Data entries
START

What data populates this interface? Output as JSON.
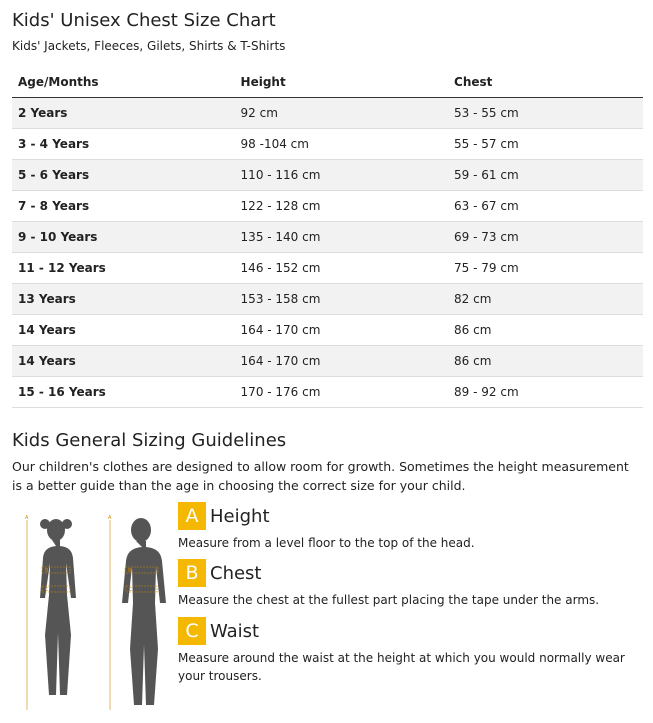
{
  "header": {
    "title": "Kids' Unisex Chest Size Chart",
    "subtitle": "Kids' Jackets, Fleeces, Gilets, Shirts & T-Shirts"
  },
  "table": {
    "columns": [
      "Age/Months",
      "Height",
      "Chest"
    ],
    "rows": [
      [
        "2 Years",
        "92 cm",
        "53 - 55 cm"
      ],
      [
        "3 - 4 Years",
        "98 -104 cm",
        "55 - 57 cm"
      ],
      [
        "5 - 6 Years",
        "110 - 116 cm",
        "59 - 61 cm"
      ],
      [
        "7 - 8 Years",
        "122 - 128 cm",
        "63 - 67 cm"
      ],
      [
        "9 - 10 Years",
        "135 - 140 cm",
        "69 - 73 cm"
      ],
      [
        "11 - 12 Years",
        "146 - 152 cm",
        "75 - 79 cm"
      ],
      [
        "13 Years",
        "153 - 158 cm",
        "82 cm"
      ],
      [
        "14 Years",
        "164 - 170 cm",
        "86 cm"
      ],
      [
        "14 Years",
        "164 - 170 cm",
        "86 cm"
      ],
      [
        "15 - 16 Years",
        "170 - 176 cm",
        "89 - 92 cm"
      ]
    ]
  },
  "guidelines": {
    "title": "Kids General Sizing Guidelines",
    "intro": "Our children's clothes are designed to allow room for growth. Sometimes the height measurement is a better guide than the age in choosing the correct size for your child.",
    "items": [
      {
        "letter": "A",
        "title": "Height",
        "text": "Measure from a level floor to the top of the head."
      },
      {
        "letter": "B",
        "title": "Chest",
        "text": "Measure the chest at the fullest part placing the tape under the arms."
      },
      {
        "letter": "C",
        "title": "Waist",
        "text": "Measure around the waist at the height at which you would normally wear your trousers."
      }
    ]
  }
}
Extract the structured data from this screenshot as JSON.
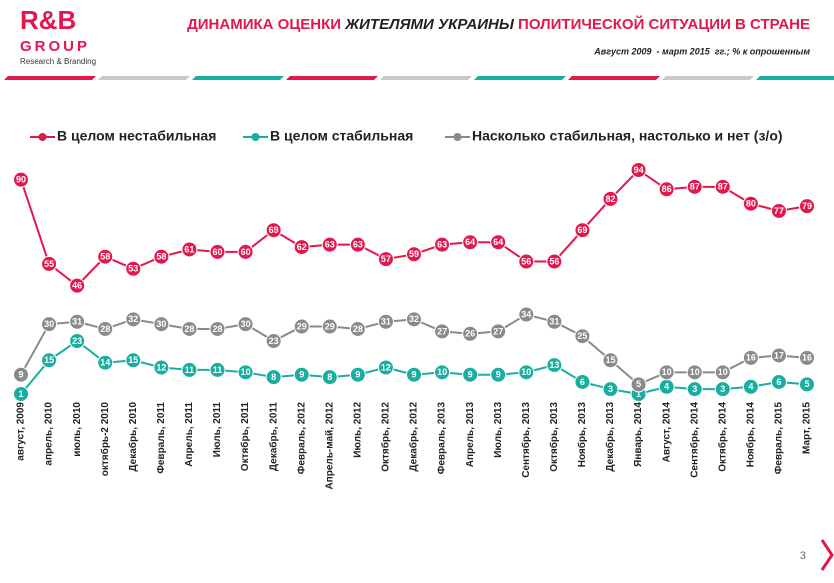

END

> _Work to be completed_
Your copy should match the entries exactly, minus the pictures.

> _Finished task_
What data populates this interface? Output as JSON.
{
  "header": {
    "title": "Kids' Unisex Chest Size Chart",
    "subtitle": "Kids' Jackets, Fleeces, Gilets, Shirts & T-Shirts"
  },
  "table": {
    "columns": [
      "Age/Months",
      "Height",
      "Chest"
    ],
    "rows": [
      [
        "2 Years",
        "92 cm",
        "53 - 55 cm"
      ],
      [
        "3 - 4 Years",
        "98 -104 cm",
        "55 - 57 cm"
      ],
      [
        "5 - 6 Years",
        "110 - 116 cm",
        "59 - 61 cm"
      ],
      [
        "7 - 8 Years",
        "122 - 128 cm",
        "63 - 67 cm"
      ],
      [
        "9 - 10 Years",
        "135 - 140 cm",
        "69 - 73 cm"
      ],
      [
        "11 - 12 Years",
        "146 - 152 cm",
        "75 - 79 cm"
      ],
      [
        "13 Years",
        "153 - 158 cm",
        "82 cm"
      ],
      [
        "14 Years",
        "164 - 170 cm",
        "86 cm"
      ],
      [
        "14 Years",
        "164 - 170 cm",
        "86 cm"
      ],
      [
        "15 - 16 Years",
        "170 - 176 cm",
        "89 - 92 cm"
      ]
    ]
  },
  "guidelines": {
    "title": "Kids General Sizing Guidelines",
    "intro": "Our children's clothes are designed to allow room for growth. Sometimes the height measurement is a better guide than the age in choosing the correct size for your child.",
    "items": [
      {
        "letter": "A",
        "title": "Height",
        "text": "Measure from a level floor to the top of the head."
      },
      {
        "letter": "B",
        "title": "Chest",
        "text": "Measure the chest at the fullest part placing the tape under the arms."
      },
      {
        "letter": "C",
        "title": "Waist",
        "text": "Measure around the waist at the height at which you would normally wear your trousers."
      }
    ]
  }
}
Extract the structured data from this screenshot as JSON.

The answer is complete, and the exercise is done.